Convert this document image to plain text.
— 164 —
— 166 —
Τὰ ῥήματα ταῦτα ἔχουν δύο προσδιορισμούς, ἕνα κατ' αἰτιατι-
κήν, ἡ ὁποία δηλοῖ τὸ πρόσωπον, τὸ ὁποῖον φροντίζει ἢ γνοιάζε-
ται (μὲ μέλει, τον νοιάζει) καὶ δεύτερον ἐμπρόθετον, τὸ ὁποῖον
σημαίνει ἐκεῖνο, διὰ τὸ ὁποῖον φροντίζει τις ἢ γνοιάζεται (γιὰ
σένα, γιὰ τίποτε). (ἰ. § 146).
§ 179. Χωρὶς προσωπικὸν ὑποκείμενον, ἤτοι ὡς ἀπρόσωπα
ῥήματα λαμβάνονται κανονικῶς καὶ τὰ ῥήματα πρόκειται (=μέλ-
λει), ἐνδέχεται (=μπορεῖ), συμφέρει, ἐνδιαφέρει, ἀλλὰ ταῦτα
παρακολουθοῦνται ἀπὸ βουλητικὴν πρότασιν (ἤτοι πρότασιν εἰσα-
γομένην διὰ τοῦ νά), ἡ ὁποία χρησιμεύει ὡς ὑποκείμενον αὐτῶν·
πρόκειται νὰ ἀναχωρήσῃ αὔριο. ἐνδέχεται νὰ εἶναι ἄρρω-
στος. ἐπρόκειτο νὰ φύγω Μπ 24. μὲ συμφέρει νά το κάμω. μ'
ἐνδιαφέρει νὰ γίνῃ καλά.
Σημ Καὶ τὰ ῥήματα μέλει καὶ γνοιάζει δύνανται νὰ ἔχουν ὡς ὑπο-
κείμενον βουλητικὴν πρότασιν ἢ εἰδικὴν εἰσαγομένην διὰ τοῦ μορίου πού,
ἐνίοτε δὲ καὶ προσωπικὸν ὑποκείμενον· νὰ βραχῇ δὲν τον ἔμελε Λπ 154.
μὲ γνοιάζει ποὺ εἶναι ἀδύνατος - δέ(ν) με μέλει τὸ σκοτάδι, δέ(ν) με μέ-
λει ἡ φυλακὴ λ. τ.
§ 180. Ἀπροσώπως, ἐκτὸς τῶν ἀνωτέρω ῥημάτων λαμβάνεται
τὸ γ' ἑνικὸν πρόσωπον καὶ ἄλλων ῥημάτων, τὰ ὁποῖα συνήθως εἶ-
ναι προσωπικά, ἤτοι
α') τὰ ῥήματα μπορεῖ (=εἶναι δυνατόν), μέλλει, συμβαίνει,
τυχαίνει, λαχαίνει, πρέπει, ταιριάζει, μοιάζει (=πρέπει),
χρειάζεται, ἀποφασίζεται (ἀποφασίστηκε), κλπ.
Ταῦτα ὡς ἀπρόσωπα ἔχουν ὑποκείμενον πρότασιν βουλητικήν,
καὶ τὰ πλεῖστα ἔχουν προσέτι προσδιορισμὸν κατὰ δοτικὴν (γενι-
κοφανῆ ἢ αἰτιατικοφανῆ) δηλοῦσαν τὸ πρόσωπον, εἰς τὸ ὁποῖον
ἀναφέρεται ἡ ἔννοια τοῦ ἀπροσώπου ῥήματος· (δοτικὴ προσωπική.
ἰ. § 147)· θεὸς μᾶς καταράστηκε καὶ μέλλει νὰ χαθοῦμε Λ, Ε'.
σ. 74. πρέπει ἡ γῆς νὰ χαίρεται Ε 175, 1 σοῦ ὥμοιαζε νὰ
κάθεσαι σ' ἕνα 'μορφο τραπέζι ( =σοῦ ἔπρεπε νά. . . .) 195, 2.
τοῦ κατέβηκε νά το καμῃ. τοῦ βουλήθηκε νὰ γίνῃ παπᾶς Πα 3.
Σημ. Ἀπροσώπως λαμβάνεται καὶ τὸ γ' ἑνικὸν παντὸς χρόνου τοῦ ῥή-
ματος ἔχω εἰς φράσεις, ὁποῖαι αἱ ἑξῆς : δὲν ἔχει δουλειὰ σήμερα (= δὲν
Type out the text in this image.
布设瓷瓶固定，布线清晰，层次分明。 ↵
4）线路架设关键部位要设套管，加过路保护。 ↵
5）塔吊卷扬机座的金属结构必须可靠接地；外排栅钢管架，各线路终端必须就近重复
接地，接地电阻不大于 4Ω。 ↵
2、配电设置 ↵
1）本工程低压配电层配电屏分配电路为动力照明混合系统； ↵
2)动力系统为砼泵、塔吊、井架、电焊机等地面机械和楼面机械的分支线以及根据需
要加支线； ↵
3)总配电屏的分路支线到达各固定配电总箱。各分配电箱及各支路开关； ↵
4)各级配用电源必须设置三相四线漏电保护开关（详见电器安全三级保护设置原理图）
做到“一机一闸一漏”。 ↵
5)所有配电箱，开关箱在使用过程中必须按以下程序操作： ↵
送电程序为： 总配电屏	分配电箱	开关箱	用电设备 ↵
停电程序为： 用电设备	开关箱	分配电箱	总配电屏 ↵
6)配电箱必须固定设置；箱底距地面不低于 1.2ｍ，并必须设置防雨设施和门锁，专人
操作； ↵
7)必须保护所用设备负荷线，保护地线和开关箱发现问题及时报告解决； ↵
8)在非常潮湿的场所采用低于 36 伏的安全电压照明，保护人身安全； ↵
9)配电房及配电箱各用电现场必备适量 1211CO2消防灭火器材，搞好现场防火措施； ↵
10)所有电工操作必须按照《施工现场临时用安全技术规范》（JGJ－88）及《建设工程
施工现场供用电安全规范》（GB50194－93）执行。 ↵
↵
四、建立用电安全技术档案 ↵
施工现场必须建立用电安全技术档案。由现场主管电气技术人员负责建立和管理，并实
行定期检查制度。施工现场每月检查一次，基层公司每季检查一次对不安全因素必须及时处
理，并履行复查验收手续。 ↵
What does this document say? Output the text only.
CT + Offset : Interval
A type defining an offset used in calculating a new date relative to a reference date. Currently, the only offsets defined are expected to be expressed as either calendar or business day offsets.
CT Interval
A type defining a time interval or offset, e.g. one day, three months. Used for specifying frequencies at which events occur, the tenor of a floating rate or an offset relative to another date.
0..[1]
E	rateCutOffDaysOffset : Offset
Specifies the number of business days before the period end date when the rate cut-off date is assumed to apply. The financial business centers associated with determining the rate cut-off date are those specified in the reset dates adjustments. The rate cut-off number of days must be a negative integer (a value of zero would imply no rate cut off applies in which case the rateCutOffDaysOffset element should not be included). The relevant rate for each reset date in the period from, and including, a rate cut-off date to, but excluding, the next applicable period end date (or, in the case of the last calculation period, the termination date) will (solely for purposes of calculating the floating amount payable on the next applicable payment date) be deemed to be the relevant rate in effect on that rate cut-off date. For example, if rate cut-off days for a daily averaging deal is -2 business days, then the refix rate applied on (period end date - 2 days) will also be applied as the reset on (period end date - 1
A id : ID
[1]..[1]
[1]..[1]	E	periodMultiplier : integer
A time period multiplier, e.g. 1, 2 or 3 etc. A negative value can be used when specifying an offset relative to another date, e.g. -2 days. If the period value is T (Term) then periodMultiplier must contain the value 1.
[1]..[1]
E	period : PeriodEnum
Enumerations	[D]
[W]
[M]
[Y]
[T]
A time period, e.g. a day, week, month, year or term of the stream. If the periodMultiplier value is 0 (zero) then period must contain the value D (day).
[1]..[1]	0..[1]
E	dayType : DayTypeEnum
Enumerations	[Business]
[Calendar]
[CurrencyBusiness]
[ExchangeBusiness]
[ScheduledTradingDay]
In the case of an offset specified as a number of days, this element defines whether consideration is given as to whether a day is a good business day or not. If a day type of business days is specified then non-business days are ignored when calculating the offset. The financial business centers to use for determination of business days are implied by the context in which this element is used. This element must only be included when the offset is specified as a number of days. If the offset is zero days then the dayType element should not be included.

◆ STATED PROBLEM
Write every entry out again exactly.

◆ THE RESULT
Convert this document image to plain text.
— 164 —
— 166 —
Τὰ ῥήματα ταῦτα ἔχουν δύο προσδιορισμούς, ἕνα κατ' αἰτιατι-
κήν, ἡ ὁποία δηλοῖ τὸ πρόσωπον, τὸ ὁποῖον φροντίζει ἢ γνοιάζε-
ται (μὲ μέλει, τον νοιάζει) καὶ δεύτερον ἐμπρόθετον, τὸ ὁποῖον
σημαίνει ἐκεῖνο, διὰ τὸ ὁποῖον φροντίζει τις ἢ γνοιάζεται (γιὰ
σένα, γιὰ τίποτε). (ἰ. § 146).
§ 179. Χωρὶς προσωπικὸν ὑποκείμενον, ἤτοι ὡς ἀπρόσωπα
ῥήματα λαμβάνονται κανονικῶς καὶ τὰ ῥήματα πρόκειται (=μέλ-
λει), ἐνδέχεται (=μπορεῖ), συμφέρει, ἐνδιαφέρει, ἀλλὰ ταῦτα
παρακολουθοῦνται ἀπὸ βουλητικὴν πρότασιν (ἤτοι πρότασιν εἰσα-
γομένην διὰ τοῦ νά), ἡ ὁποία χρησιμεύει ὡς ὑποκείμενον αὐτῶν·
πρόκειται νὰ ἀναχωρήσῃ αὔριο. ἐνδέχεται νὰ εἶναι ἄρρω-
στος. ἐπρόκειτο νὰ φύγω Μπ 24. μὲ συμφέρει νά το κάμω. μ'
ἐνδιαφέρει νὰ γίνῃ καλά.
Σημ Καὶ τὰ ῥήματα μέλει καὶ γνοιάζει δύνανται νὰ ἔχουν ὡς ὑπο-
κείμενον βουλητικὴν πρότασιν ἢ εἰδικὴν εἰσαγομένην διὰ τοῦ μορίου πού,
ἐνίοτε δὲ καὶ προσωπικὸν ὑποκείμενον· νὰ βραχῇ δὲν τον ἔμελε Λπ 154.
μὲ γνοιάζει ποὺ εἶναι ἀδύνατος - δέ(ν) με μέλει τὸ σκοτάδι, δέ(ν) με μέ-
λει ἡ φυλακὴ λ. τ.
§ 180. Ἀπροσώπως, ἐκτὸς τῶν ἀνωτέρω ῥημάτων λαμβάνεται
τὸ γ' ἑνικὸν πρόσωπον καὶ ἄλλων ῥημάτων, τὰ ὁποῖα συνήθως εἶ-
ναι προσωπικά, ἤτοι
α') τὰ ῥήματα μπορεῖ (=εἶναι δυνατόν), μέλλει, συμβαίνει,
τυχαίνει, λαχαίνει, πρέπει, ταιριάζει, μοιάζει (=πρέπει),
χρειάζεται, ἀποφασίζεται (ἀποφασίστηκε), κλπ.
Ταῦτα ὡς ἀπρόσωπα ἔχουν ὑποκείμενον πρότασιν βουλητικήν,
καὶ τὰ πλεῖστα ἔχουν προσέτι προσδιορισμὸν κατὰ δοτικὴν (γενι-
κοφανῆ ἢ αἰτιατικοφανῆ) δηλοῦσαν τὸ πρόσωπον, εἰς τὸ ὁποῖον
ἀναφέρεται ἡ ἔννοια τοῦ ἀπροσώπου ῥήματος· (δοτικὴ προσωπική.
ἰ. § 147)· θεὸς μᾶς καταράστηκε καὶ μέλλει νὰ χαθοῦμε Λ, Ε'.
σ. 74. πρέπει ἡ γῆς νὰ χαίρεται Ε 175, 1 σοῦ ὥμοιαζε νὰ
κάθεσαι σ' ἕνα 'μορφο τραπέζι ( =σοῦ ἔπρεπε νά. . . .) 195, 2.
τοῦ κατέβηκε νά το καμῃ. τοῦ βουλήθηκε νὰ γίνῃ παπᾶς Πα 3.
Σημ. Ἀπροσώπως λαμβάνεται καὶ τὸ γ' ἑνικὸν παντὸς χρόνου τοῦ ῥή-
ματος ἔχω εἰς φράσεις, ὁποῖαι αἱ ἑξῆς : δὲν ἔχει δουλειὰ σήμερα (= δὲν
Type out the text in this image.
布设瓷瓶固定，布线清晰，层次分明。 ↵
4）线路架设关键部位要设套管，加过路保护。 ↵
5）塔吊卷扬机座的金属结构必须可靠接地；外排栅钢管架，各线路终端必须就近重复
接地，接地电阻不大于 4Ω。 ↵
2、配电设置 ↵
1）本工程低压配电层配电屏分配电路为动力照明混合系统； ↵
2)动力系统为砼泵、塔吊、井架、电焊机等地面机械和楼面机械的分支线以及根据需
要加支线； ↵
3)总配电屏的分路支线到达各固定配电总箱。各分配电箱及各支路开关； ↵
4)各级配用电源必须设置三相四线漏电保护开关（详见电器安全三级保护设置原理图）
做到“一机一闸一漏”。 ↵
5)所有配电箱，开关箱在使用过程中必须按以下程序操作： ↵
送电程序为： 总配电屏	分配电箱	开关箱	用电设备 ↵
停电程序为： 用电设备	开关箱	分配电箱	总配电屏 ↵
6)配电箱必须固定设置；箱底距地面不低于 1.2ｍ，并必须设置防雨设施和门锁，专人
操作； ↵
7)必须保护所用设备负荷线，保护地线和开关箱发现问题及时报告解决； ↵
8)在非常潮湿的场所采用低于 36 伏的安全电压照明，保护人身安全； ↵
9)配电房及配电箱各用电现场必备适量 1211CO2消防灭火器材，搞好现场防火措施； ↵
10)所有电工操作必须按照《施工现场临时用安全技术规范》（JGJ－88）及《建设工程
施工现场供用电安全规范》（GB50194－93）执行。 ↵
↵
四、建立用电安全技术档案 ↵
施工现场必须建立用电安全技术档案。由现场主管电气技术人员负责建立和管理，并实
行定期检查制度。施工现场每月检查一次，基层公司每季检查一次对不安全因素必须及时处
理，并履行复查验收手续。 ↵
What does this document say? Output the text only.
CT + Offset : Interval
A type defining an offset used in calculating a new date relative to a reference date. Currently, the only offsets defined are expected to be expressed as either calendar or business day offsets.
CT Interval
A type defining a time interval or offset, e.g. one day, three months. Used for specifying frequencies at which events occur, the tenor of a floating rate or an offset relative to another date.
0..[1]
E	rateCutOffDaysOffset : Offset
Specifies the number of business days before the period end date when the rate cut-off date is assumed to apply. The financial business centers associated with determining the rate cut-off date are those specified in the reset dates adjustments. The rate cut-off number of days must be a negative integer (a value of zero would imply no rate cut off applies in which case the rateCutOffDaysOffset element should not be included). The relevant rate for each reset date in the period from, and including, a rate cut-off date to, but excluding, the next applicable period end date (or, in the case of the last calculation period, the termination date) will (solely for purposes of calculating the floating amount payable on the next applicable payment date) be deemed to be the relevant rate in effect on that rate cut-off date. For example, if rate cut-off days for a daily averaging deal is -2 business days, then the refix rate applied on (period end date - 2 days) will also be applied as the reset on (period end date - 1
A id : ID
[1]..[1]
[1]..[1]	E	periodMultiplier : integer
A time period multiplier, e.g. 1, 2 or 3 etc. A negative value can be used when specifying an offset relative to another date, e.g. -2 days. If the period value is T (Term) then periodMultiplier must contain the value 1.
[1]..[1]
E	period : PeriodEnum
Enumerations	[D]
[W]
[M]
[Y]
[T]
A time period, e.g. a day, week, month, year or term of the stream. If the periodMultiplier value is 0 (zero) then period must contain the value D (day).
[1]..[1]	0..[1]
E	dayType : DayTypeEnum
Enumerations	[Business]
[Calendar]
[CurrencyBusiness]
[ExchangeBusiness]
[ScheduledTradingDay]
In the case of an offset specified as a number of days, this element defines whether consideration is given as to whether a day is a good business day or not. If a day type of business days is specified then non-business days are ignored when calculating the offset. The financial business centers to use for determination of business days are implied by the context in which this element is used. This element must only be included when the offset is specified as a number of days. If the offset is zero days then the dayType element should not be included.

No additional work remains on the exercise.